▶ THE TASK
Please copy out every line of the entries below word for word, leaving the pictures out of your answer.
━━━━━ PROVIDED INFORMATION ━━━━━
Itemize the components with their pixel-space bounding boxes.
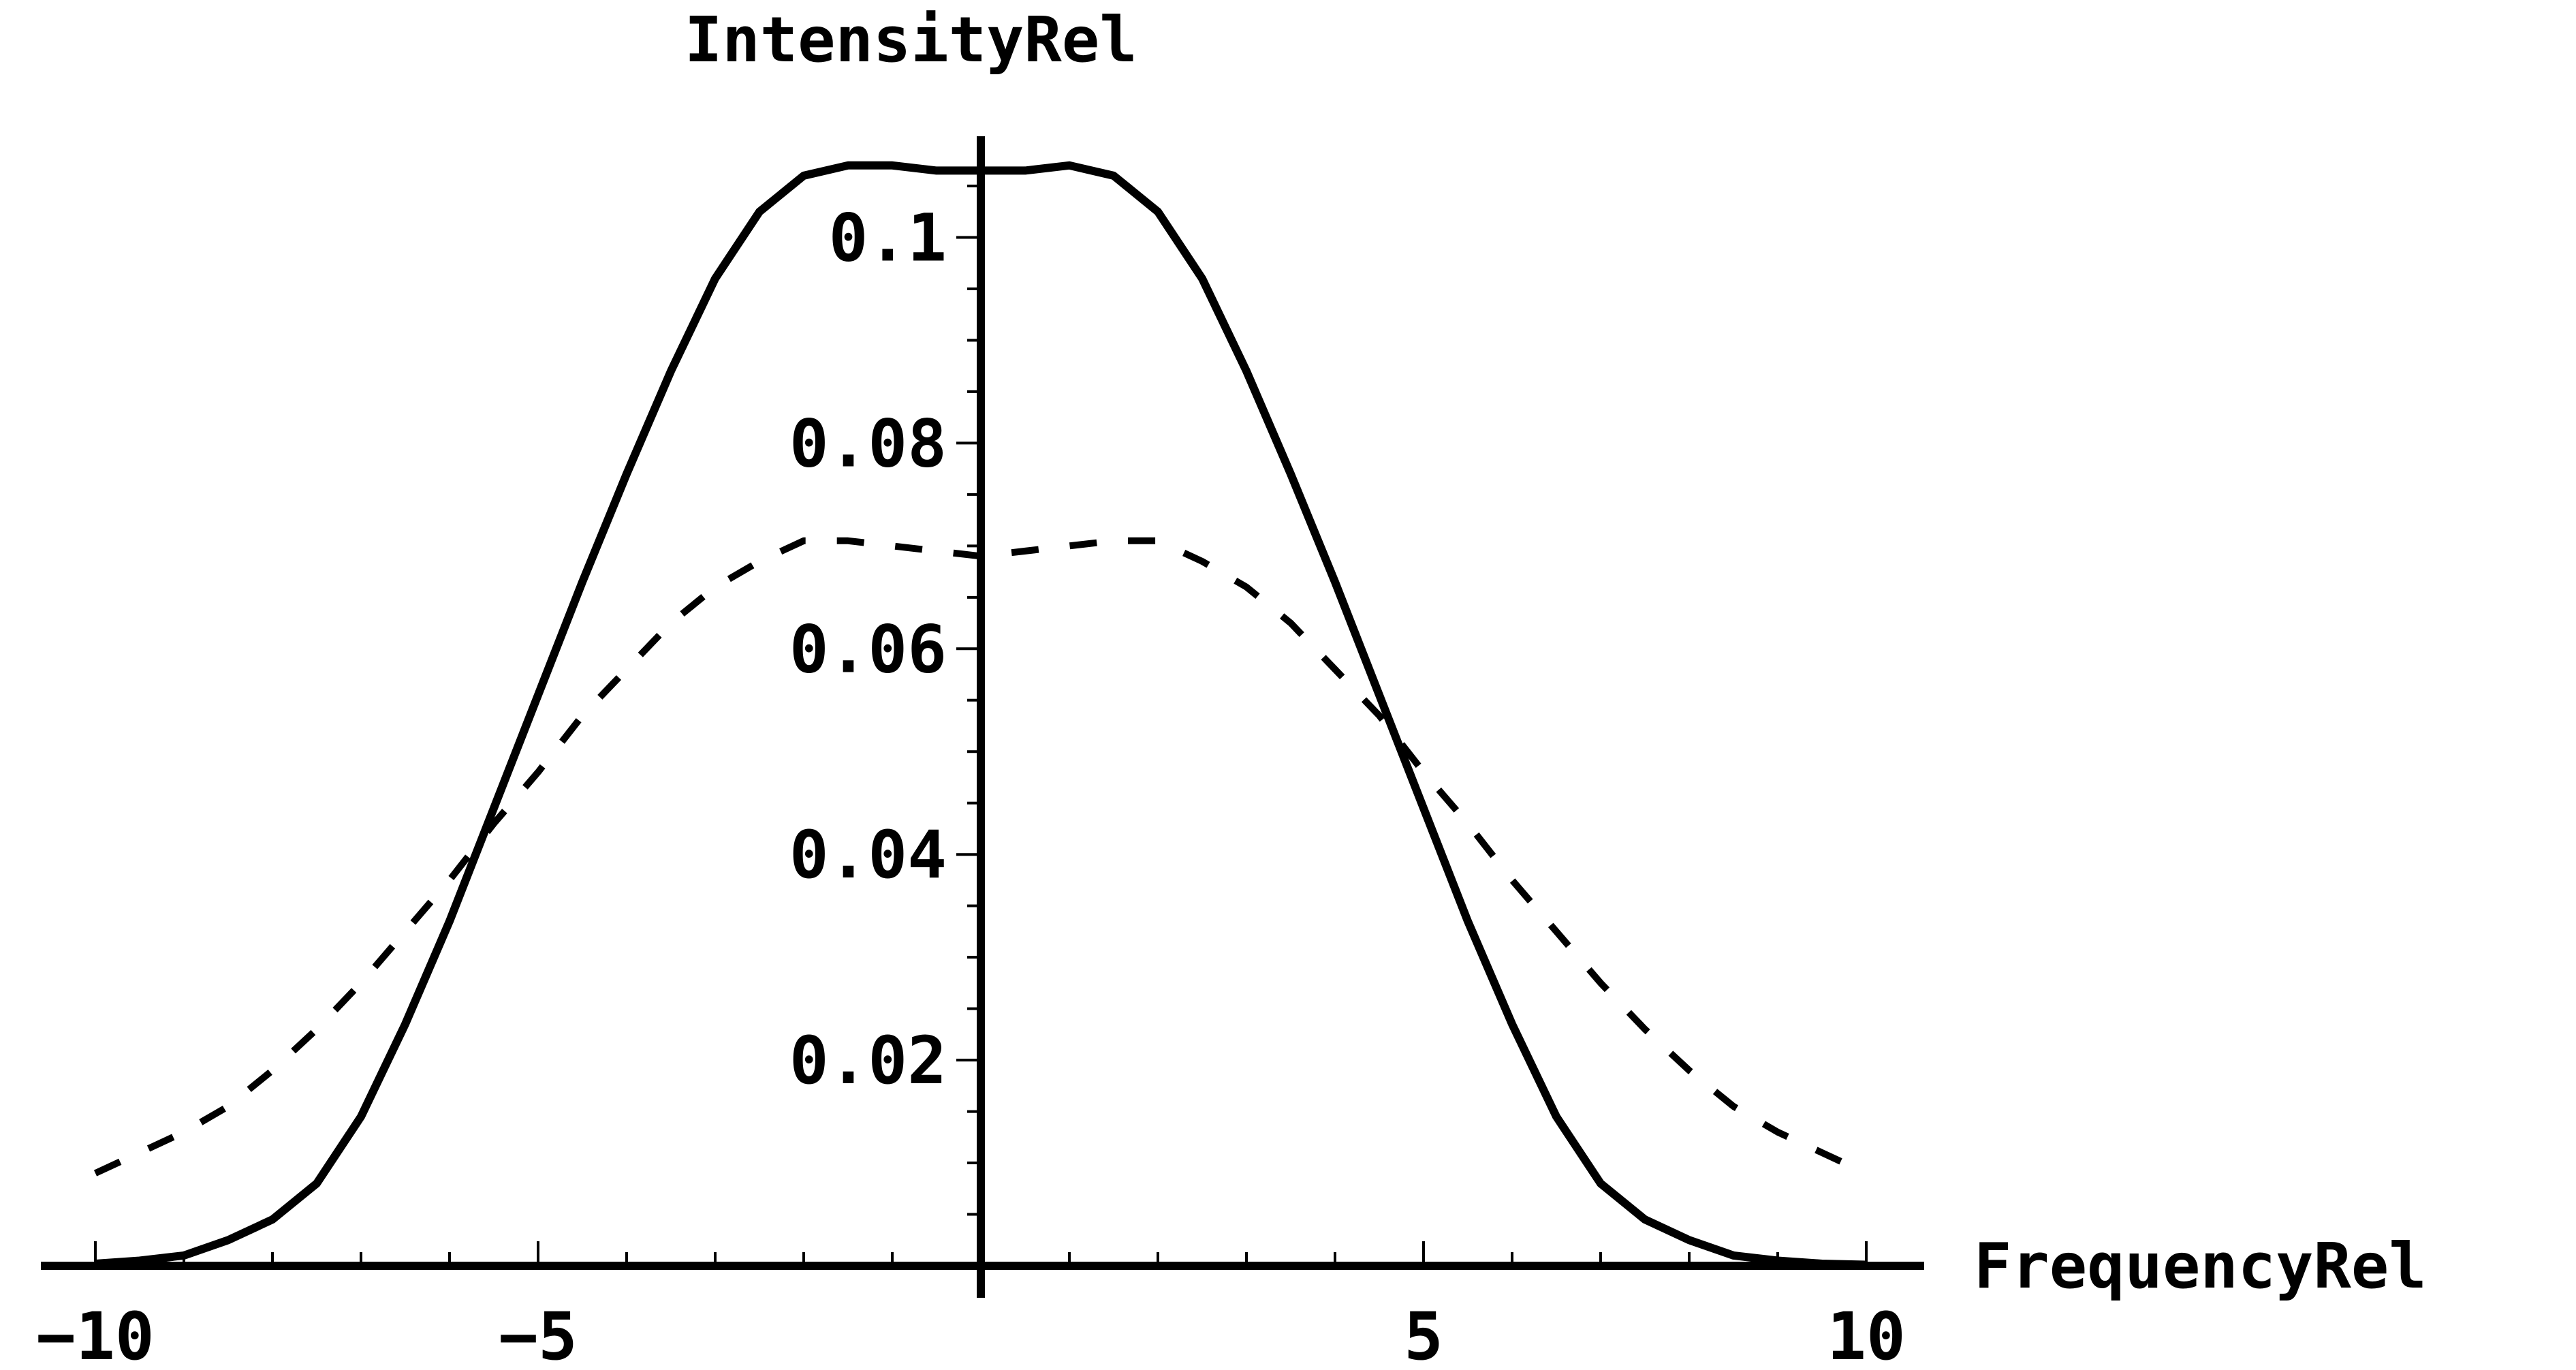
x-tick-label: −10: [36, 1298, 154, 1370]
axes-layer: [41, 136, 1924, 1298]
x-tick-label: 10: [1827, 1298, 1906, 1370]
y-axis-label: IntensityRel: [685, 3, 1137, 76]
y-tick-label: 0.06: [789, 611, 947, 687]
tick-layer: −10 −5 5 10 0.02 0.04 0.06 0.08 0.1: [36, 185, 1906, 1370]
y-tick-label: 0.02: [789, 1023, 947, 1099]
y-tick-label: 0.1: [829, 200, 947, 277]
x-axis-label: FrequencyRel: [1974, 1230, 2427, 1303]
x-tick-label: 5: [1404, 1298, 1443, 1370]
y-tick-label: 0.04: [789, 817, 947, 893]
x-tick-label: −5: [499, 1298, 578, 1370]
y-tick-label: 0.08: [789, 405, 947, 482]
series-line-dashed: [93, 537, 1868, 1177]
━━━━━
▶ ANSWER TO THE TASK
Itemize the components with their pixel-space bounding boxes.
x-tick-label: −10: [36, 1298, 154, 1370]
axes-layer: [41, 136, 1924, 1298]
x-tick-label: 10: [1827, 1298, 1906, 1370]
y-axis-label: IntensityRel: [685, 3, 1137, 76]
y-tick-label: 0.06: [789, 611, 947, 687]
tick-layer: −10 −5 5 10 0.02 0.04 0.06 0.08 0.1: [36, 185, 1906, 1370]
y-tick-label: 0.02: [789, 1023, 947, 1099]
y-tick-label: 0.1: [829, 200, 947, 277]
x-axis-label: FrequencyRel: [1974, 1230, 2427, 1303]
x-tick-label: 5: [1404, 1298, 1443, 1370]
y-tick-label: 0.04: [789, 817, 947, 893]
x-tick-label: −5: [499, 1298, 578, 1370]
y-tick-label: 0.08: [789, 405, 947, 482]
series-line-dashed: [93, 537, 1868, 1177]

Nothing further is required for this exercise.